• [Written problem] Extract the data exactly, missing nothing.

• [Data records]
>> Start
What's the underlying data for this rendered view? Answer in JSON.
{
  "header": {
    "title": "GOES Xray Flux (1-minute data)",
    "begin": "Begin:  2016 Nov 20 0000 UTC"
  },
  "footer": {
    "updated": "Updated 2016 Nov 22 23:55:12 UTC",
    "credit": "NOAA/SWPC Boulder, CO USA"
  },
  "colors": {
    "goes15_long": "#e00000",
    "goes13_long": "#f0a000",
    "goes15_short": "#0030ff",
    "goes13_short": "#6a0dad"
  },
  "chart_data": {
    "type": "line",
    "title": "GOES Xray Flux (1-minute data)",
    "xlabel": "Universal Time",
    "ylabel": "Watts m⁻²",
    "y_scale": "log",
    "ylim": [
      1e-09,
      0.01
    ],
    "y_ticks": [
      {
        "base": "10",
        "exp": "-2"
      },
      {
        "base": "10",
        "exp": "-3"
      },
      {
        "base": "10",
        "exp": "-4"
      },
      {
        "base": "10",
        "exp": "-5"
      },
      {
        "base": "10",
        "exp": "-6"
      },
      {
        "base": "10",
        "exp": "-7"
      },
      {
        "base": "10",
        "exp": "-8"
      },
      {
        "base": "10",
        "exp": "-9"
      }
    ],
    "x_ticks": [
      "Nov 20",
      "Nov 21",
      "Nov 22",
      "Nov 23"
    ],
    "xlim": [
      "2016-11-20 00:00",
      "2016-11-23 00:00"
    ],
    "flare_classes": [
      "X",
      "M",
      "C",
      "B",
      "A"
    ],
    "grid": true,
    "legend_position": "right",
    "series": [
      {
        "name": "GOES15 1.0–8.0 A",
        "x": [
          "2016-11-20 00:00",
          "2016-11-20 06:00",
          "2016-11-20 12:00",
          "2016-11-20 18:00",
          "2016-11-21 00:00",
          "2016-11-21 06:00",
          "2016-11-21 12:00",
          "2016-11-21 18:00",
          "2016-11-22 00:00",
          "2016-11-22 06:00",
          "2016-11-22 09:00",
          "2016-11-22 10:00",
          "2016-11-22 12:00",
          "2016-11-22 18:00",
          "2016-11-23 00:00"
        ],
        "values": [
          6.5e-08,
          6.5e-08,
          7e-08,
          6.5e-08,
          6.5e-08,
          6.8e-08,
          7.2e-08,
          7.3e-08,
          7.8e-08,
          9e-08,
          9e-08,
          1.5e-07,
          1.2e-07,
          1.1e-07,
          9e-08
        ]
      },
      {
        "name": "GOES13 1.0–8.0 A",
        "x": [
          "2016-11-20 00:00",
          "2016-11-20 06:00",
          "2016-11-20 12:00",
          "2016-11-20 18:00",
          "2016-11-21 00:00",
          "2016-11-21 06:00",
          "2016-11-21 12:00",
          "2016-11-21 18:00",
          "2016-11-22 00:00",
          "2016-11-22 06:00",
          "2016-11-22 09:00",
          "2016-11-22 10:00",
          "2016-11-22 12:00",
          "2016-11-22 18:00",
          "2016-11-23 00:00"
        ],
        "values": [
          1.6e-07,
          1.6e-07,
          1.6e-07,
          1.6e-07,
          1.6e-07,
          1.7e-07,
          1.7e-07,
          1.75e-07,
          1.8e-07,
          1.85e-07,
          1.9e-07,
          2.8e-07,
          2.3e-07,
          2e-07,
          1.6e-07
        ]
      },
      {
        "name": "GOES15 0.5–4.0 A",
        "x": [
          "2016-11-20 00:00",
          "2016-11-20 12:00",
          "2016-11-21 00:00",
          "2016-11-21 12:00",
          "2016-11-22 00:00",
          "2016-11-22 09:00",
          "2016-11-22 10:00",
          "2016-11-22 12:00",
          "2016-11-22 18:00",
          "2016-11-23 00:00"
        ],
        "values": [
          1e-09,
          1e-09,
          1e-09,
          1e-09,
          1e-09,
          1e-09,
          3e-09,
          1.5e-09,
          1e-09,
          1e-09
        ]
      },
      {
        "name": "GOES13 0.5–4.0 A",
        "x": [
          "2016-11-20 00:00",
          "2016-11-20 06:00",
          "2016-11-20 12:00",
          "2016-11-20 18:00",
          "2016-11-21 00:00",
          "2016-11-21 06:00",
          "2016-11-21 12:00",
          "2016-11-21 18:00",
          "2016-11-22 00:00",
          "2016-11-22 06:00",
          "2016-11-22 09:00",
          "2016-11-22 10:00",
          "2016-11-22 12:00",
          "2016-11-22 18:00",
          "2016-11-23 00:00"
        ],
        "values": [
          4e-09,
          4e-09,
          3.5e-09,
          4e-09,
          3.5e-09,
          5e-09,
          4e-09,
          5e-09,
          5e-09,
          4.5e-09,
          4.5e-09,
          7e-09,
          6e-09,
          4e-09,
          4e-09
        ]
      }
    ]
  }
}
>> End
• [Response to the task]
What's the underlying data for this rendered view? Answer in JSON.
{
  "header": {
    "title": "GOES Xray Flux (1-minute data)",
    "begin": "Begin:  2016 Nov 20 0000 UTC"
  },
  "footer": {
    "updated": "Updated 2016 Nov 22 23:55:12 UTC",
    "credit": "NOAA/SWPC Boulder, CO USA"
  },
  "colors": {
    "goes15_long": "#e00000",
    "goes13_long": "#f0a000",
    "goes15_short": "#0030ff",
    "goes13_short": "#6a0dad"
  },
  "chart_data": {
    "type": "line",
    "title": "GOES Xray Flux (1-minute data)",
    "xlabel": "Universal Time",
    "ylabel": "Watts m⁻²",
    "y_scale": "log",
    "ylim": [
      1e-09,
      0.01
    ],
    "y_ticks": [
      {
        "base": "10",
        "exp": "-2"
      },
      {
        "base": "10",
        "exp": "-3"
      },
      {
        "base": "10",
        "exp": "-4"
      },
      {
        "base": "10",
        "exp": "-5"
      },
      {
        "base": "10",
        "exp": "-6"
      },
      {
        "base": "10",
        "exp": "-7"
      },
      {
        "base": "10",
        "exp": "-8"
      },
      {
        "base": "10",
        "exp": "-9"
      }
    ],
    "x_ticks": [
      "Nov 20",
      "Nov 21",
      "Nov 22",
      "Nov 23"
    ],
    "xlim": [
      "2016-11-20 00:00",
      "2016-11-23 00:00"
    ],
    "flare_classes": [
      "X",
      "M",
      "C",
      "B",
      "A"
    ],
    "grid": true,
    "legend_position": "right",
    "series": [
      {
        "name": "GOES15 1.0–8.0 A",
        "x": [
          "2016-11-20 00:00",
          "2016-11-20 06:00",
          "2016-11-20 12:00",
          "2016-11-20 18:00",
          "2016-11-21 00:00",
          "2016-11-21 06:00",
          "2016-11-21 12:00",
          "2016-11-21 18:00",
          "2016-11-22 00:00",
          "2016-11-22 06:00",
          "2016-11-22 09:00",
          "2016-11-22 10:00",
          "2016-11-22 12:00",
          "2016-11-22 18:00",
          "2016-11-23 00:00"
        ],
        "values": [
          6.5e-08,
          6.5e-08,
          7e-08,
          6.5e-08,
          6.5e-08,
          6.8e-08,
          7.2e-08,
          7.3e-08,
          7.8e-08,
          9e-08,
          9e-08,
          1.5e-07,
          1.2e-07,
          1.1e-07,
          9e-08
        ]
      },
      {
        "name": "GOES13 1.0–8.0 A",
        "x": [
          "2016-11-20 00:00",
          "2016-11-20 06:00",
          "2016-11-20 12:00",
          "2016-11-20 18:00",
          "2016-11-21 00:00",
          "2016-11-21 06:00",
          "2016-11-21 12:00",
          "2016-11-21 18:00",
          "2016-11-22 00:00",
          "2016-11-22 06:00",
          "2016-11-22 09:00",
          "2016-11-22 10:00",
          "2016-11-22 12:00",
          "2016-11-22 18:00",
          "2016-11-23 00:00"
        ],
        "values": [
          1.6e-07,
          1.6e-07,
          1.6e-07,
          1.6e-07,
          1.6e-07,
          1.7e-07,
          1.7e-07,
          1.75e-07,
          1.8e-07,
          1.85e-07,
          1.9e-07,
          2.8e-07,
          2.3e-07,
          2e-07,
          1.6e-07
        ]
      },
      {
        "name": "GOES15 0.5–4.0 A",
        "x": [
          "2016-11-20 00:00",
          "2016-11-20 12:00",
          "2016-11-21 00:00",
          "2016-11-21 12:00",
          "2016-11-22 00:00",
          "2016-11-22 09:00",
          "2016-11-22 10:00",
          "2016-11-22 12:00",
          "2016-11-22 18:00",
          "2016-11-23 00:00"
        ],
        "values": [
          1e-09,
          1e-09,
          1e-09,
          1e-09,
          1e-09,
          1e-09,
          3e-09,
          1.5e-09,
          1e-09,
          1e-09
        ]
      },
      {
        "name": "GOES13 0.5–4.0 A",
        "x": [
          "2016-11-20 00:00",
          "2016-11-20 06:00",
          "2016-11-20 12:00",
          "2016-11-20 18:00",
          "2016-11-21 00:00",
          "2016-11-21 06:00",
          "2016-11-21 12:00",
          "2016-11-21 18:00",
          "2016-11-22 00:00",
          "2016-11-22 06:00",
          "2016-11-22 09:00",
          "2016-11-22 10:00",
          "2016-11-22 12:00",
          "2016-11-22 18:00",
          "2016-11-23 00:00"
        ],
        "values": [
          4e-09,
          4e-09,
          3.5e-09,
          4e-09,
          3.5e-09,
          5e-09,
          4e-09,
          5e-09,
          5e-09,
          4.5e-09,
          4.5e-09,
          7e-09,
          6e-09,
          4e-09,
          4e-09
        ]
      }
    ]
  }
}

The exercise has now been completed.